WORK TO DO. Set out every line bearing the string "A₁B₁C₁D₁中".

* Start RECORDS FOR THIS EXERCISE *

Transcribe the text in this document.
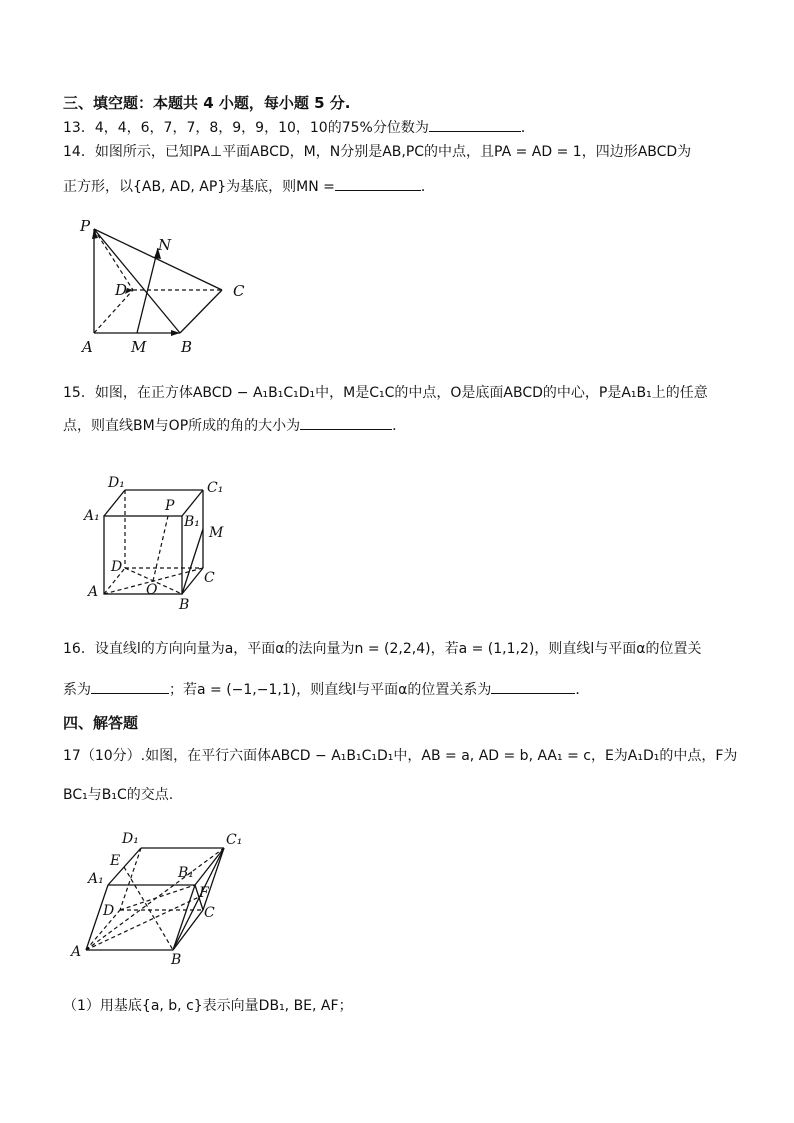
三、填空题：本题共 4 小题，每小题 5 分.
13．4，4，6，7，7，8，9，9，10，10的75%分位数为	．
14．如图所示，已知PA⊥平面ABCD，M，N分别是AB,PC的中点，且PA = AD = 1，四边形ABCD为
正方形，以{AB, AD, AP}为基底，则MN =	．
P
N
D	C
A	M B
15．如图，在正方体ABCD − A₁B₁C₁D₁中，M是C₁C的中点，O是底面ABCD的中心，P是A₁B₁上的任意
点，则直线BM与OP所成的角的大小为	．
D₁	C₁
A₁
P
B₁
M
D
C
A	O
B
16．设直线l的方向向量为a，平面α的法向量为n = (2,2,4)，若a = (1,1,2)，则直线l与平面α的位置关
系为	；若a = (−1,−1,1)，则直线l与平面α的位置关系为	．
四、解答题
17（10分）.如图，在平行六面体ABCD − A₁B₁C₁D₁中，AB = a, AD = b, AA₁ = c，E为A₁D₁的中点，F为
BC₁与B₁C的交点.
D₁	C₁
E
A₁	B₁
F
D	C
A	B
（1）用基底{a, b, c}表示向量DB₁, BE, AF；
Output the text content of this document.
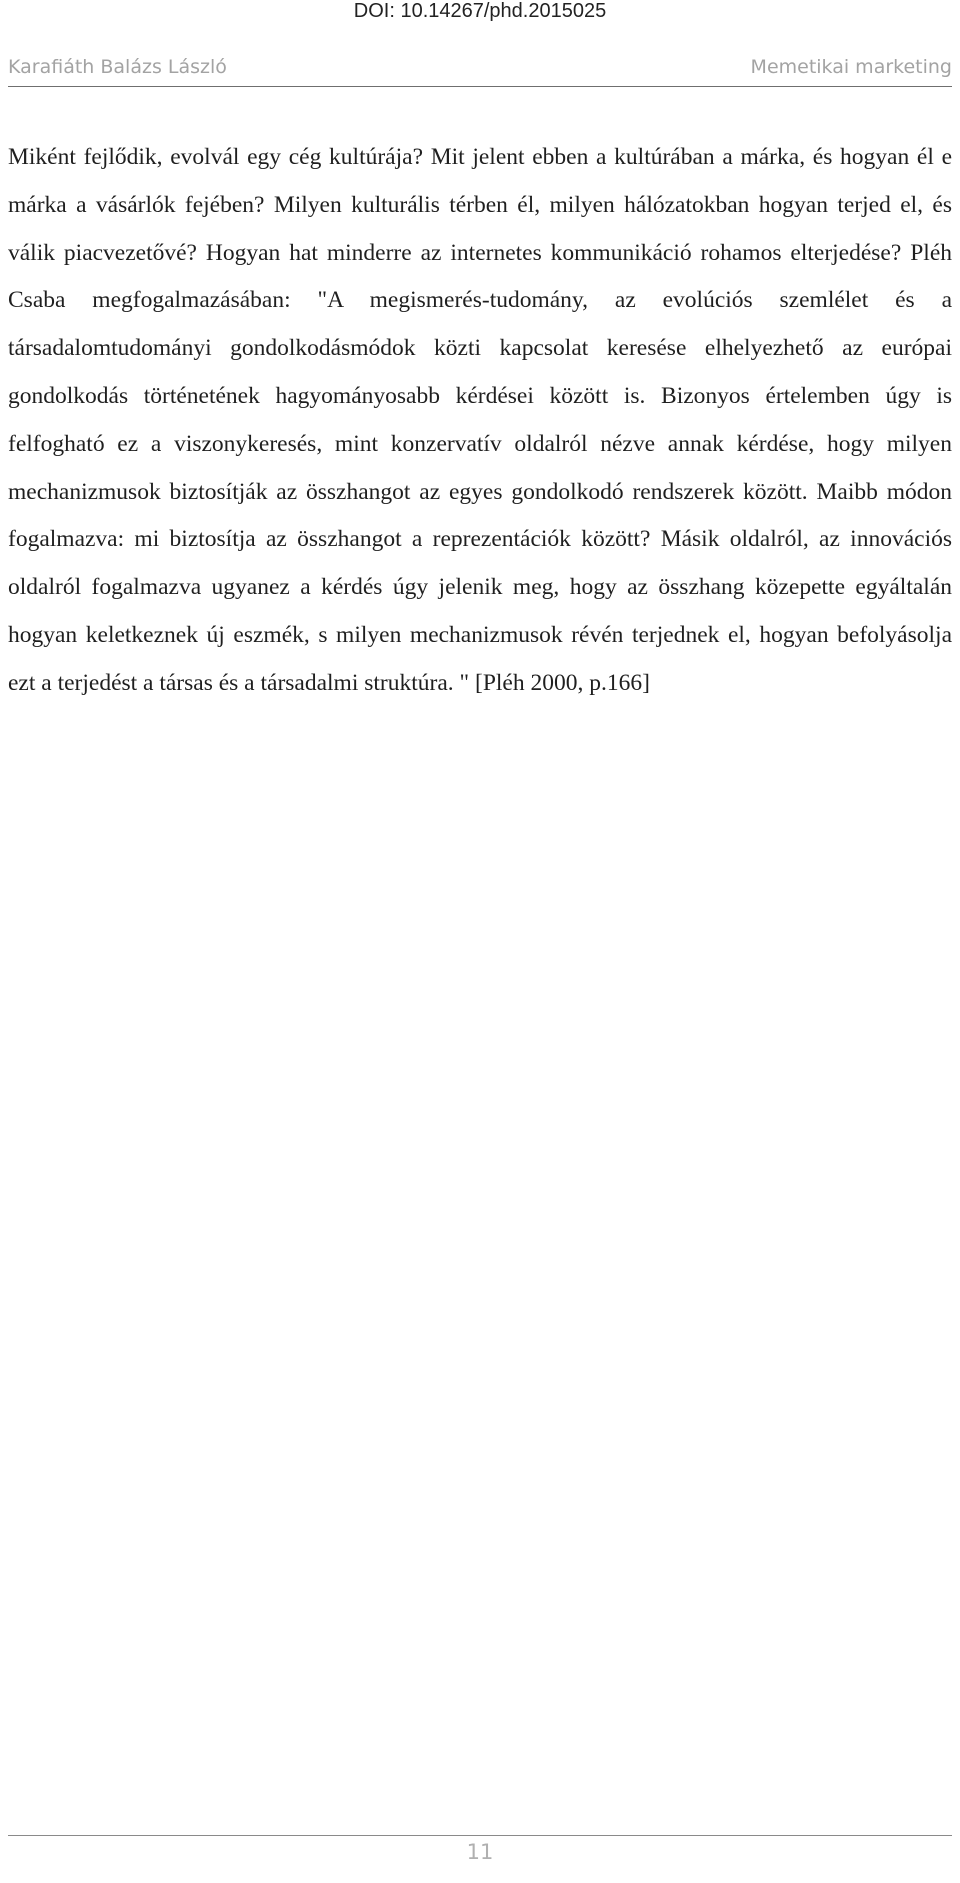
DOI: 10.14267/phd.2015025
Karafiáth Balázs László	Memetikai marketing

Miként fejlődik, evolvál egy cég kultúrája? Mit jelent ebben a kultúrában a márka, és hogyan él e márka a vásárlók fejében? Milyen kulturális térben él, milyen hálózatokban hogyan terjed el, és válik piacvezetővé? Hogyan hat minderre az internetes kommunikáció rohamos elterjedése? Pléh Csaba megfogalmazásában: "A megismerés-tudomány, az evolúciós szemlélet és a társadalomtudományi gondolkodásmódok közti kapcsolat keresése elhelyezhető az európai gondolkodás történetének hagyományosabb kérdései között is. Bizonyos értelemben úgy is felfogható ez a viszonykeresés, mint konzervatív oldalról nézve annak kérdése, hogy milyen mechanizmusok biztosítják az összhangot az egyes gondolkodó rendszerek között. Maibb módon fogalmazva: mi biztosítja az összhangot a reprezentációk között? Másik oldalról, az innovációs oldalról fogalmazva ugyanez a kérdés úgy jelenik meg, hogy az összhang közepette egyáltalán hogyan keletkeznek új eszmék, s milyen mechanizmusok révén terjednek el, hogyan befolyásolja ezt a terjedést a társas és a társadalmi struktúra. " [Pléh 2000, p.166]

11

* End RECORDS FOR THIS EXERCISE *

TASK RESPONSE.
15．如图，在正方体ABCD − A₁B₁C₁D₁中，M是C₁C的中点，O是底面ABCD的中心，P是A₁B₁上的任意
17（10分）.如图，在平行六面体ABCD − A₁B₁C₁D₁中，AB = a, AD = b, AA₁ = c，E为A₁D₁的中点，F为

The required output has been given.